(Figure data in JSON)
────────────────────
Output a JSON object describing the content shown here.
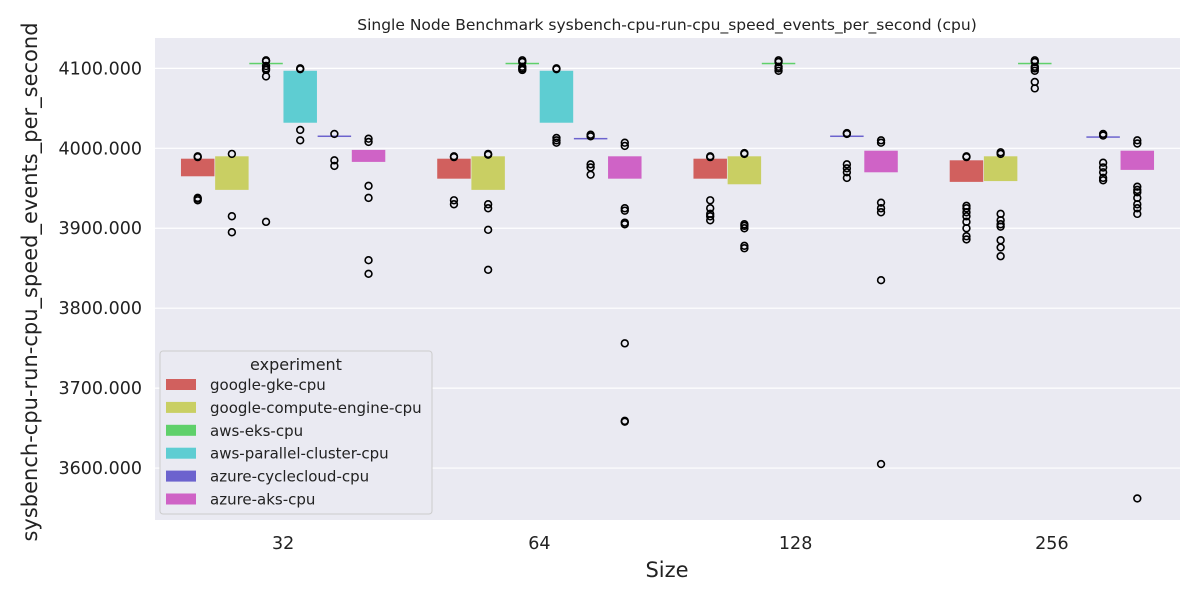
{
  "chart_data": {
    "type": "boxplot",
    "title": "Single Node Benchmark sysbench-cpu-run-cpu_speed_events_per_second (cpu)",
    "xlabel": "Size",
    "ylabel": "sysbench-cpu-run-cpu_speed_events_per_second",
    "categories": [
      "32",
      "64",
      "128",
      "256"
    ],
    "ylim": [
      3535,
      4138
    ],
    "yticks": [
      3600,
      3700,
      3800,
      3900,
      4000,
      4100
    ],
    "ytick_labels": [
      "3600.000",
      "3700.000",
      "3800.000",
      "3900.000",
      "4000.000",
      "4100.000"
    ],
    "grid": true,
    "legend_title": "experiment",
    "legend_position": "lower-left",
    "series": [
      {
        "name": "google-gke-cpu",
        "color": "#d1605e",
        "boxes": [
          {
            "category": "32",
            "q1": 3965,
            "q3": 3987,
            "outliers": [
              3989,
              3990,
              3935,
              3937,
              3938
            ]
          },
          {
            "category": "64",
            "q1": 3962,
            "q3": 3987,
            "outliers": [
              3989,
              3990,
              3930,
              3935
            ]
          },
          {
            "category": "128",
            "q1": 3962,
            "q3": 3987,
            "outliers": [
              3989,
              3990,
              3935,
              3925,
              3918,
              3915,
              3910
            ]
          },
          {
            "category": "256",
            "q1": 3958,
            "q3": 3985,
            "outliers": [
              3989,
              3990,
              3928,
              3925,
              3920,
              3915,
              3908,
              3900,
              3890,
              3886
            ]
          }
        ]
      },
      {
        "name": "google-compute-engine-cpu",
        "color": "#c9cf63",
        "boxes": [
          {
            "category": "32",
            "q1": 3948,
            "q3": 3990,
            "outliers": [
              3993,
              3915,
              3895
            ]
          },
          {
            "category": "64",
            "q1": 3948,
            "q3": 3990,
            "outliers": [
              3992,
              3993,
              3930,
              3925,
              3898,
              3848
            ]
          },
          {
            "category": "128",
            "q1": 3955,
            "q3": 3990,
            "outliers": [
              3993,
              3994,
              3905,
              3903,
              3900,
              3878,
              3875
            ]
          },
          {
            "category": "256",
            "q1": 3959,
            "q3": 3990,
            "outliers": [
              3993,
              3995,
              3918,
              3910,
              3905,
              3902,
              3885,
              3876,
              3865
            ]
          }
        ]
      },
      {
        "name": "aws-eks-cpu",
        "color": "#5fd06a",
        "boxes": [
          {
            "category": "32",
            "q1": 4106,
            "q3": 4107,
            "outliers": [
              4109,
              4110,
              4103,
              4100,
              4098,
              4090,
              3908
            ]
          },
          {
            "category": "64",
            "q1": 4106,
            "q3": 4107,
            "outliers": [
              4110,
              4108,
              4102,
              4100,
              4098
            ]
          },
          {
            "category": "128",
            "q1": 4106,
            "q3": 4107,
            "outliers": [
              4110,
              4108,
              4102,
              4100,
              4097
            ]
          },
          {
            "category": "256",
            "q1": 4106,
            "q3": 4107,
            "outliers": [
              4110,
              4108,
              4102,
              4100,
              4097,
              4083,
              4075
            ]
          }
        ]
      },
      {
        "name": "aws-parallel-cluster-cpu",
        "color": "#5ecdd2",
        "boxes": [
          {
            "category": "32",
            "q1": 4032,
            "q3": 4097,
            "outliers": [
              4099,
              4100,
              4023,
              4010
            ]
          },
          {
            "category": "64",
            "q1": 4032,
            "q3": 4097,
            "outliers": [
              4099,
              4100,
              4013,
              4010,
              4007
            ]
          }
        ]
      },
      {
        "name": "azure-cyclecloud-cpu",
        "color": "#6c63ce",
        "boxes": [
          {
            "category": "32",
            "q1": 4015,
            "q3": 4016,
            "outliers": [
              4018,
              3985,
              3978
            ]
          },
          {
            "category": "64",
            "q1": 4012,
            "q3": 4013,
            "outliers": [
              4017,
              4015,
              3980,
              3976,
              3967
            ]
          },
          {
            "category": "128",
            "q1": 4015,
            "q3": 4016,
            "outliers": [
              4018,
              4019,
              3980,
              3975,
              3970,
              3963
            ]
          },
          {
            "category": "256",
            "q1": 4014,
            "q3": 4015,
            "outliers": [
              4018,
              4016,
              3982,
              3976,
              3970,
              3963,
              3960
            ]
          }
        ]
      },
      {
        "name": "azure-aks-cpu",
        "color": "#cf63c6",
        "boxes": [
          {
            "category": "32",
            "q1": 3983,
            "q3": 3998,
            "outliers": [
              4012,
              4008,
              3953,
              3938,
              3860,
              3843
            ]
          },
          {
            "category": "64",
            "q1": 3962,
            "q3": 3990,
            "outliers": [
              4007,
              4003,
              3925,
              3922,
              3907,
              3905,
              3756,
              3659,
              3658
            ]
          },
          {
            "category": "128",
            "q1": 3970,
            "q3": 3997,
            "outliers": [
              4010,
              4007,
              3932,
              3925,
              3920,
              3835,
              3605
            ]
          },
          {
            "category": "256",
            "q1": 3973,
            "q3": 3997,
            "outliers": [
              4010,
              4006,
              3952,
              3948,
              3945,
              3938,
              3930,
              3925,
              3918,
              3562
            ]
          }
        ]
      }
    ]
  }
}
────────────────────
Your objective: Reproduce the material above in full, exactly, with no images.

Solution for this exercise:
Output a JSON object describing the content shown here.
{
  "chart_data": {
    "type": "boxplot",
    "title": "Single Node Benchmark sysbench-cpu-run-cpu_speed_events_per_second (cpu)",
    "xlabel": "Size",
    "ylabel": "sysbench-cpu-run-cpu_speed_events_per_second",
    "categories": [
      "32",
      "64",
      "128",
      "256"
    ],
    "ylim": [
      3535,
      4138
    ],
    "yticks": [
      3600,
      3700,
      3800,
      3900,
      4000,
      4100
    ],
    "ytick_labels": [
      "3600.000",
      "3700.000",
      "3800.000",
      "3900.000",
      "4000.000",
      "4100.000"
    ],
    "grid": true,
    "legend_title": "experiment",
    "legend_position": "lower-left",
    "series": [
      {
        "name": "google-gke-cpu",
        "color": "#d1605e",
        "boxes": [
          {
            "category": "32",
            "q1": 3965,
            "q3": 3987,
            "outliers": [
              3989,
              3990,
              3935,
              3937,
              3938
            ]
          },
          {
            "category": "64",
            "q1": 3962,
            "q3": 3987,
            "outliers": [
              3989,
              3990,
              3930,
              3935
            ]
          },
          {
            "category": "128",
            "q1": 3962,
            "q3": 3987,
            "outliers": [
              3989,
              3990,
              3935,
              3925,
              3918,
              3915,
              3910
            ]
          },
          {
            "category": "256",
            "q1": 3958,
            "q3": 3985,
            "outliers": [
              3989,
              3990,
              3928,
              3925,
              3920,
              3915,
              3908,
              3900,
              3890,
              3886
            ]
          }
        ]
      },
      {
        "name": "google-compute-engine-cpu",
        "color": "#c9cf63",
        "boxes": [
          {
            "category": "32",
            "q1": 3948,
            "q3": 3990,
            "outliers": [
              3993,
              3915,
              3895
            ]
          },
          {
            "category": "64",
            "q1": 3948,
            "q3": 3990,
            "outliers": [
              3992,
              3993,
              3930,
              3925,
              3898,
              3848
            ]
          },
          {
            "category": "128",
            "q1": 3955,
            "q3": 3990,
            "outliers": [
              3993,
              3994,
              3905,
              3903,
              3900,
              3878,
              3875
            ]
          },
          {
            "category": "256",
            "q1": 3959,
            "q3": 3990,
            "outliers": [
              3993,
              3995,
              3918,
              3910,
              3905,
              3902,
              3885,
              3876,
              3865
            ]
          }
        ]
      },
      {
        "name": "aws-eks-cpu",
        "color": "#5fd06a",
        "boxes": [
          {
            "category": "32",
            "q1": 4106,
            "q3": 4107,
            "outliers": [
              4109,
              4110,
              4103,
              4100,
              4098,
              4090,
              3908
            ]
          },
          {
            "category": "64",
            "q1": 4106,
            "q3": 4107,
            "outliers": [
              4110,
              4108,
              4102,
              4100,
              4098
            ]
          },
          {
            "category": "128",
            "q1": 4106,
            "q3": 4107,
            "outliers": [
              4110,
              4108,
              4102,
              4100,
              4097
            ]
          },
          {
            "category": "256",
            "q1": 4106,
            "q3": 4107,
            "outliers": [
              4110,
              4108,
              4102,
              4100,
              4097,
              4083,
              4075
            ]
          }
        ]
      },
      {
        "name": "aws-parallel-cluster-cpu",
        "color": "#5ecdd2",
        "boxes": [
          {
            "category": "32",
            "q1": 4032,
            "q3": 4097,
            "outliers": [
              4099,
              4100,
              4023,
              4010
            ]
          },
          {
            "category": "64",
            "q1": 4032,
            "q3": 4097,
            "outliers": [
              4099,
              4100,
              4013,
              4010,
              4007
            ]
          }
        ]
      },
      {
        "name": "azure-cyclecloud-cpu",
        "color": "#6c63ce",
        "boxes": [
          {
            "category": "32",
            "q1": 4015,
            "q3": 4016,
            "outliers": [
              4018,
              3985,
              3978
            ]
          },
          {
            "category": "64",
            "q1": 4012,
            "q3": 4013,
            "outliers": [
              4017,
              4015,
              3980,
              3976,
              3967
            ]
          },
          {
            "category": "128",
            "q1": 4015,
            "q3": 4016,
            "outliers": [
              4018,
              4019,
              3980,
              3975,
              3970,
              3963
            ]
          },
          {
            "category": "256",
            "q1": 4014,
            "q3": 4015,
            "outliers": [
              4018,
              4016,
              3982,
              3976,
              3970,
              3963,
              3960
            ]
          }
        ]
      },
      {
        "name": "azure-aks-cpu",
        "color": "#cf63c6",
        "boxes": [
          {
            "category": "32",
            "q1": 3983,
            "q3": 3998,
            "outliers": [
              4012,
              4008,
              3953,
              3938,
              3860,
              3843
            ]
          },
          {
            "category": "64",
            "q1": 3962,
            "q3": 3990,
            "outliers": [
              4007,
              4003,
              3925,
              3922,
              3907,
              3905,
              3756,
              3659,
              3658
            ]
          },
          {
            "category": "128",
            "q1": 3970,
            "q3": 3997,
            "outliers": [
              4010,
              4007,
              3932,
              3925,
              3920,
              3835,
              3605
            ]
          },
          {
            "category": "256",
            "q1": 3973,
            "q3": 3997,
            "outliers": [
              4010,
              4006,
              3952,
              3948,
              3945,
              3938,
              3930,
              3925,
              3918,
              3562
            ]
          }
        ]
      }
    ]
  }
}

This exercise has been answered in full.